◆ Problem 1
Return, word for word, the part of the passage on the school pledge debate from "Some committee members" up to and including "told the Patch.".
◆ Problem 2
Resume the article on the school pledge dispute, starting after its last sentence.

--- Text segment Enclosed Below ---

Some committee members voiced concerns about forcing people to do something that might violate their beliefs – including religious beliefs. Among the no-votes was committee member Leba Heigham.
“Patriotism is a very personal thing for all of us, but I do not think it is in the school committee’s best interest to mandate that any of our employees recite the pledge,” she told the Patch.
But Harrington stressed that he was seeking a voluntary recitation.
“If we can’t find one teacher who is willing to say the pledge, then the system we have is cracked,” he told FOX News Radio, noting that a number of teachers signed his petition.
He said the school’s ban on the pledge sent the wrong message. “It tells me that we’ve basically cast aside what our country is founded on,” he said. “It’s saying that we don’t really care, and it’s sad.”

--- End of Enclosed Text segment ---
--- Records shown Enclosed Below ---

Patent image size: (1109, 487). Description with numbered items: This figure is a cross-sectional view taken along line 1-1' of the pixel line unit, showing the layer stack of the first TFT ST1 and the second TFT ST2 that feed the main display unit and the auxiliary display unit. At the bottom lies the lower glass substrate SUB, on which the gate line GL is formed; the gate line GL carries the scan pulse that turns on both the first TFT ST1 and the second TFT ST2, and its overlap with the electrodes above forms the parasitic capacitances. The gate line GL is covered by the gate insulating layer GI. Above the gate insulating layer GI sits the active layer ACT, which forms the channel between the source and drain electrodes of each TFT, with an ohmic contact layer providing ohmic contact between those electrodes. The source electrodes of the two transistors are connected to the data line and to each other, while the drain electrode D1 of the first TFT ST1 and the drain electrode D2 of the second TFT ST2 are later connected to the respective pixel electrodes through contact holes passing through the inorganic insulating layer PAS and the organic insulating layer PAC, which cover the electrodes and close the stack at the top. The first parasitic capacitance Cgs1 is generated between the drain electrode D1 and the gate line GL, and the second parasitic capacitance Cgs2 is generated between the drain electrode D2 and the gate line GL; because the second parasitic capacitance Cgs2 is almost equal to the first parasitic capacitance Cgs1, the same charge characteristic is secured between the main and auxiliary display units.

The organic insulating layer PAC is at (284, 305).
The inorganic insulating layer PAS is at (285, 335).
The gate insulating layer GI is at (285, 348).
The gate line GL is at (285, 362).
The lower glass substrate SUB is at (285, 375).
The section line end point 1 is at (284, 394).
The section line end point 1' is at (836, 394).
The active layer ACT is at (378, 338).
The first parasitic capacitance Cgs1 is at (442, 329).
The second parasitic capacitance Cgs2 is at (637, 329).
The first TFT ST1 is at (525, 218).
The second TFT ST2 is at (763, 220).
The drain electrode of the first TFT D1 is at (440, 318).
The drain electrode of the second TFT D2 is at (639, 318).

--- End of Enclosed Records shown ---

◆ Response 1
Some committee members voiced concerns about forcing people to do something that might violate their beliefs – including religious beliefs. Among the no-votes was committee member Leba Heigham.
“Patriotism is a very personal thing for all of us, but I do not think it is in the school committee’s best interest to mandate that any of our employees recite the pledge,” she told the Patch.

◆ Response 2
Stand up in your own schools, if you work in the public sector, i.e. for your local city, county, state, or federal government ask, no begin demanding that you begin the work day with the pledge…
Will you be that person, the one asking for more, the odd ball? Yes, but will you be helping to spread the belief in your own country, one of shared values, of shared goal, of a shared understanding, that our country is greater than any other than has ever existed…
Yes you will, but rest assured you will not be alone, you will share that ground with every patriot that has come before you, from the revolutionary soldier to the last veteran to solute our nations flag…
You will be in good company…
Major Update Below
After a lot of pressure from people all over the counrty and in Massachusetts itself I am proud to announce that conservatives have won again, the students will not only be allowed to say the pledge each day, but will be able to do so in the class room, as I had suggested originally in this post, rather than out in the hallway. This is a great victory…
Read the story below…
New Policy Allows Pledge of Allegiance at Massachusetts School District
from Fox NewsStudents at Massachusetts high schools in Arlington can rejoice — they’ll be allowed to recite the Pledge of Allegiance this fall.
Nearly two months after deadlocking on a proposal by senior Sean Harrington, the Arlington Public School Committee unanimously approved a new pledge policy on Tuesday night that allows principals at each school to determine how the pledge will be recited each day.
“Yes, the policy has been changed,” Arlington High School Principal Charles Skidmore told FoxNews.com in an email. “All principals in the district must ensure that the Pledge of Allegiance is said every school day in all classrooms.”
In June, Harrington appeared to have won his fight to bring the Pledge of Allegiance back into Arlington High School, but Skidmore, offered to allow students to recite the pledge before school begins and in the school’s foyer instead of inside the classrooms, as 17-year-old Harrington had hoped.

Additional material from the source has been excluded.